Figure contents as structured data

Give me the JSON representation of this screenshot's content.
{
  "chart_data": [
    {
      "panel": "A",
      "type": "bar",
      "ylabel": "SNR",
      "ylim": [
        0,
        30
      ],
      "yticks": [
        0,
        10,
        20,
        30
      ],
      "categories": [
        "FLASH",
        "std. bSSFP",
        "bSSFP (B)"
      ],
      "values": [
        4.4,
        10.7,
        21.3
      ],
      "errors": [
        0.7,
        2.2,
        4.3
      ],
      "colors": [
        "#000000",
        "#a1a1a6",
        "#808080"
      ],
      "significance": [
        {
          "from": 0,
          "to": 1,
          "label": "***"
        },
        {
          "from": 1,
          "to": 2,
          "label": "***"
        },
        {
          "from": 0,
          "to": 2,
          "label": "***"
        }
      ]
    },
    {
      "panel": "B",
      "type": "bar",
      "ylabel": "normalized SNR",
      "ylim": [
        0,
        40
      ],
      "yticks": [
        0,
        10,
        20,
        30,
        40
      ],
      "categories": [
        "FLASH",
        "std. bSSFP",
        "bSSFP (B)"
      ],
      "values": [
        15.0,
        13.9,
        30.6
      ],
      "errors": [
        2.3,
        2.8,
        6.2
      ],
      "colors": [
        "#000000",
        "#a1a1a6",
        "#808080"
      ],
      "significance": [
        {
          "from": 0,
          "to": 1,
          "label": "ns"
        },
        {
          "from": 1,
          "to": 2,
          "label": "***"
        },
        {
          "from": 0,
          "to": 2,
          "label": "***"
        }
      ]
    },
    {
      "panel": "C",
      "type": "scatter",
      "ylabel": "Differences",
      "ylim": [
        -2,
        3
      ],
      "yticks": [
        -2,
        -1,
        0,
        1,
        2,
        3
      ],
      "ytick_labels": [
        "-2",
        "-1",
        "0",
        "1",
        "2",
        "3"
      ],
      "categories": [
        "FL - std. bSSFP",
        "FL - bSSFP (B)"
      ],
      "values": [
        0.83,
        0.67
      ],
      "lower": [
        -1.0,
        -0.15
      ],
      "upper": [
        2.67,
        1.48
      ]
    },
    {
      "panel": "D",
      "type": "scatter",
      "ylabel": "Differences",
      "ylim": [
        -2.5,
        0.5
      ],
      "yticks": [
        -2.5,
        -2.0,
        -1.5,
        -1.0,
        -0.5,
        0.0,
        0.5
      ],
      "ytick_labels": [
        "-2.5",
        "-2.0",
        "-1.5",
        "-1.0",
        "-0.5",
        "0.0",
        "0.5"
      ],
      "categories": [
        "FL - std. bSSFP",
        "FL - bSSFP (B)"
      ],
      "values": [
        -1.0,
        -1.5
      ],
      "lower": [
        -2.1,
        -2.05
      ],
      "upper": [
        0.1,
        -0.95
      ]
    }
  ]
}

GIVEN TASK
Your task is to repeat every line exactly.

TASK SOLUTION
Give me the JSON representation of this screenshot's content.
{
  "chart_data": [
    {
      "panel": "A",
      "type": "bar",
      "ylabel": "SNR",
      "ylim": [
        0,
        30
      ],
      "yticks": [
        0,
        10,
        20,
        30
      ],
      "categories": [
        "FLASH",
        "std. bSSFP",
        "bSSFP (B)"
      ],
      "values": [
        4.4,
        10.7,
        21.3
      ],
      "errors": [
        0.7,
        2.2,
        4.3
      ],
      "colors": [
        "#000000",
        "#a1a1a6",
        "#808080"
      ],
      "significance": [
        {
          "from": 0,
          "to": 1,
          "label": "***"
        },
        {
          "from": 1,
          "to": 2,
          "label": "***"
        },
        {
          "from": 0,
          "to": 2,
          "label": "***"
        }
      ]
    },
    {
      "panel": "B",
      "type": "bar",
      "ylabel": "normalized SNR",
      "ylim": [
        0,
        40
      ],
      "yticks": [
        0,
        10,
        20,
        30,
        40
      ],
      "categories": [
        "FLASH",
        "std. bSSFP",
        "bSSFP (B)"
      ],
      "values": [
        15.0,
        13.9,
        30.6
      ],
      "errors": [
        2.3,
        2.8,
        6.2
      ],
      "colors": [
        "#000000",
        "#a1a1a6",
        "#808080"
      ],
      "significance": [
        {
          "from": 0,
          "to": 1,
          "label": "ns"
        },
        {
          "from": 1,
          "to": 2,
          "label": "***"
        },
        {
          "from": 0,
          "to": 2,
          "label": "***"
        }
      ]
    },
    {
      "panel": "C",
      "type": "scatter",
      "ylabel": "Differences",
      "ylim": [
        -2,
        3
      ],
      "yticks": [
        -2,
        -1,
        0,
        1,
        2,
        3
      ],
      "ytick_labels": [
        "-2",
        "-1",
        "0",
        "1",
        "2",
        "3"
      ],
      "categories": [
        "FL - std. bSSFP",
        "FL - bSSFP (B)"
      ],
      "values": [
        0.83,
        0.67
      ],
      "lower": [
        -1.0,
        -0.15
      ],
      "upper": [
        2.67,
        1.48
      ]
    },
    {
      "panel": "D",
      "type": "scatter",
      "ylabel": "Differences",
      "ylim": [
        -2.5,
        0.5
      ],
      "yticks": [
        -2.5,
        -2.0,
        -1.5,
        -1.0,
        -0.5,
        0.0,
        0.5
      ],
      "ytick_labels": [
        "-2.5",
        "-2.0",
        "-1.5",
        "-1.0",
        "-0.5",
        "0.0",
        "0.5"
      ],
      "categories": [
        "FL - std. bSSFP",
        "FL - bSSFP (B)"
      ],
      "values": [
        -1.0,
        -1.5
      ],
      "lower": [
        -2.1,
        -2.05
      ],
      "upper": [
        0.1,
        -0.95
      ]
    }
  ]
}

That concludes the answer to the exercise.